-- start Record extracts --

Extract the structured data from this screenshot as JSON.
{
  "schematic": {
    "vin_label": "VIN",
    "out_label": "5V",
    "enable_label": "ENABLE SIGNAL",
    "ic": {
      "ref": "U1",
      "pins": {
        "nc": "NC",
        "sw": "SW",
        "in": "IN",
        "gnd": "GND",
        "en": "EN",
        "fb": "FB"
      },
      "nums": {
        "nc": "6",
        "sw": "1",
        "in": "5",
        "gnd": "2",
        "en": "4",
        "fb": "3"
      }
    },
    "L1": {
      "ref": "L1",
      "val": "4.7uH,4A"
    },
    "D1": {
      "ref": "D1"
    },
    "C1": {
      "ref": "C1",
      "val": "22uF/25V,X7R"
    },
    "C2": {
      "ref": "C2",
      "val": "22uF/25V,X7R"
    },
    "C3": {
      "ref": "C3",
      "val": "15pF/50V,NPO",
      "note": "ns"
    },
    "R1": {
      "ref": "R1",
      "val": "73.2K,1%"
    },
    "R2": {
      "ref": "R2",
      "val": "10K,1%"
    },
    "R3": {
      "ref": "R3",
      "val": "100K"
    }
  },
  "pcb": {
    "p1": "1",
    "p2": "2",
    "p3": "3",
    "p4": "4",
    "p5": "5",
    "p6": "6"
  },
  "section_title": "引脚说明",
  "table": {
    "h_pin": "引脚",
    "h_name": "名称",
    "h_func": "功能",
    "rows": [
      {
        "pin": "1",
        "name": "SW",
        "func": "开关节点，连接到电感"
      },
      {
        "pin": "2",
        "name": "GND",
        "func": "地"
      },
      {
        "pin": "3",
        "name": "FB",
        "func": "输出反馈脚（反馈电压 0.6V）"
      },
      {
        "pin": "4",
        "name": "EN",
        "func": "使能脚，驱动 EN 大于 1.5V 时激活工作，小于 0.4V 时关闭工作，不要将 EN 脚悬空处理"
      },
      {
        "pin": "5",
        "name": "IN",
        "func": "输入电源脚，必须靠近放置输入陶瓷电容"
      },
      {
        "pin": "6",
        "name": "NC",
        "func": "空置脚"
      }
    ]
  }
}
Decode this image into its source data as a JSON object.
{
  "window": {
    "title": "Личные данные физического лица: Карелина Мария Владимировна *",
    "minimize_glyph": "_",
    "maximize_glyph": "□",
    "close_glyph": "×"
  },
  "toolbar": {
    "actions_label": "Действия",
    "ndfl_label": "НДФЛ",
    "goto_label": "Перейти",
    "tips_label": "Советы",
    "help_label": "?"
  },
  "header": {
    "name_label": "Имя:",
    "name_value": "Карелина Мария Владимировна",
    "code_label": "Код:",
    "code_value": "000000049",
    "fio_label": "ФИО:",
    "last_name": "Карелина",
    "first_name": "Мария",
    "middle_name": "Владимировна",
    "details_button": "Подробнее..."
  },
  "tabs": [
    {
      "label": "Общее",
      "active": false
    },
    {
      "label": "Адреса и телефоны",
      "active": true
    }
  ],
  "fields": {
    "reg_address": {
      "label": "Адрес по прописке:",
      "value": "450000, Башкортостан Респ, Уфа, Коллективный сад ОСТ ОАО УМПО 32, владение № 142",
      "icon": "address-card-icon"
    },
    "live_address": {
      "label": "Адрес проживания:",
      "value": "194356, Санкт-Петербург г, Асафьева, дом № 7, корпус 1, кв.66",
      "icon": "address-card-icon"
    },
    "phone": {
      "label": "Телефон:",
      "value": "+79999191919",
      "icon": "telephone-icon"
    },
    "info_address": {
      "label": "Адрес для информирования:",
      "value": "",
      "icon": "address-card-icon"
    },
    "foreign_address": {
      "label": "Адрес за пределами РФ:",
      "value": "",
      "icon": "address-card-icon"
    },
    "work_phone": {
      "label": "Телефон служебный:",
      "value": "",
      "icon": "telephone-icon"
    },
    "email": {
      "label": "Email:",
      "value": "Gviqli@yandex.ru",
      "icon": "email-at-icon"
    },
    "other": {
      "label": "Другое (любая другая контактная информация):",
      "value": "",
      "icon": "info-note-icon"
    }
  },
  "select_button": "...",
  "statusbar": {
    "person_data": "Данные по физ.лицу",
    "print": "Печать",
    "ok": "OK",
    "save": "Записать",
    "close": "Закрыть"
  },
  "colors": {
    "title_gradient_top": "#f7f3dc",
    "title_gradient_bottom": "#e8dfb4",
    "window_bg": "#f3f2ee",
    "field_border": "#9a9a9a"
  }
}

-- end Record extracts --

What the task requires:
Write the listing out again, exactly as it reads.

The answer:
Extract the structured data from this screenshot as JSON.
{
  "schematic": {
    "vin_label": "VIN",
    "out_label": "5V",
    "enable_label": "ENABLE SIGNAL",
    "ic": {
      "ref": "U1",
      "pins": {
        "nc": "NC",
        "sw": "SW",
        "in": "IN",
        "gnd": "GND",
        "en": "EN",
        "fb": "FB"
      },
      "nums": {
        "nc": "6",
        "sw": "1",
        "in": "5",
        "gnd": "2",
        "en": "4",
        "fb": "3"
      }
    },
    "L1": {
      "ref": "L1",
      "val": "4.7uH,4A"
    },
    "D1": {
      "ref": "D1"
    },
    "C1": {
      "ref": "C1",
      "val": "22uF/25V,X7R"
    },
    "C2": {
      "ref": "C2",
      "val": "22uF/25V,X7R"
    },
    "C3": {
      "ref": "C3",
      "val": "15pF/50V,NPO",
      "note": "ns"
    },
    "R1": {
      "ref": "R1",
      "val": "73.2K,1%"
    },
    "R2": {
      "ref": "R2",
      "val": "10K,1%"
    },
    "R3": {
      "ref": "R3",
      "val": "100K"
    }
  },
  "pcb": {
    "p1": "1",
    "p2": "2",
    "p3": "3",
    "p4": "4",
    "p5": "5",
    "p6": "6"
  },
  "section_title": "引脚说明",
  "table": {
    "h_pin": "引脚",
    "h_name": "名称",
    "h_func": "功能",
    "rows": [
      {
        "pin": "1",
        "name": "SW",
        "func": "开关节点，连接到电感"
      },
      {
        "pin": "2",
        "name": "GND",
        "func": "地"
      },
      {
        "pin": "3",
        "name": "FB",
        "func": "输出反馈脚（反馈电压 0.6V）"
      },
      {
        "pin": "4",
        "name": "EN",
        "func": "使能脚，驱动 EN 大于 1.5V 时激活工作，小于 0.4V 时关闭工作，不要将 EN 脚悬空处理"
      },
      {
        "pin": "5",
        "name": "IN",
        "func": "输入电源脚，必须靠近放置输入陶瓷电容"
      },
      {
        "pin": "6",
        "name": "NC",
        "func": "空置脚"
      }
    ]
  }
}
Decode this image into its source data as a JSON object.
{
  "window": {
    "title": "Личные данные физического лица: Карелина Мария Владимировна *",
    "minimize_glyph": "_",
    "maximize_glyph": "□",
    "close_glyph": "×"
  },
  "toolbar": {
    "actions_label": "Действия",
    "ndfl_label": "НДФЛ",
    "goto_label": "Перейти",
    "tips_label": "Советы",
    "help_label": "?"
  },
  "header": {
    "name_label": "Имя:",
    "name_value": "Карелина Мария Владимировна",
    "code_label": "Код:",
    "code_value": "000000049",
    "fio_label": "ФИО:",
    "last_name": "Карелина",
    "first_name": "Мария",
    "middle_name": "Владимировна",
    "details_button": "Подробнее..."
  },
  "tabs": [
    {
      "label": "Общее",
      "active": false
    },
    {
      "label": "Адреса и телефоны",
      "active": true
    }
  ],
  "fields": {
    "reg_address": {
      "label": "Адрес по прописке:",
      "value": "450000, Башкортостан Респ, Уфа, Коллективный сад ОСТ ОАО УМПО 32, владение № 142",
      "icon": "address-card-icon"
    },
    "live_address": {
      "label": "Адрес проживания:",
      "value": "194356, Санкт-Петербург г, Асафьева, дом № 7, корпус 1, кв.66",
      "icon": "address-card-icon"
    },
    "phone": {
      "label": "Телефон:",
      "value": "+79999191919",
      "icon": "telephone-icon"
    },
    "info_address": {
      "label": "Адрес для информирования:",
      "value": "",
      "icon": "address-card-icon"
    },
    "foreign_address": {
      "label": "Адрес за пределами РФ:",
      "value": "",
      "icon": "address-card-icon"
    },
    "work_phone": {
      "label": "Телефон служебный:",
      "value": "",
      "icon": "telephone-icon"
    },
    "email": {
      "label": "Email:",
      "value": "Gviqli@yandex.ru",
      "icon": "email-at-icon"
    },
    "other": {
      "label": "Другое (любая другая контактная информация):",
      "value": "",
      "icon": "info-note-icon"
    }
  },
  "select_button": "...",
  "statusbar": {
    "person_data": "Данные по физ.лицу",
    "print": "Печать",
    "ok": "OK",
    "save": "Записать",
    "close": "Закрыть"
  },
  "colors": {
    "title_gradient_top": "#f7f3dc",
    "title_gradient_bottom": "#e8dfb4",
    "window_bg": "#f3f2ee",
    "field_border": "#9a9a9a"
  }
}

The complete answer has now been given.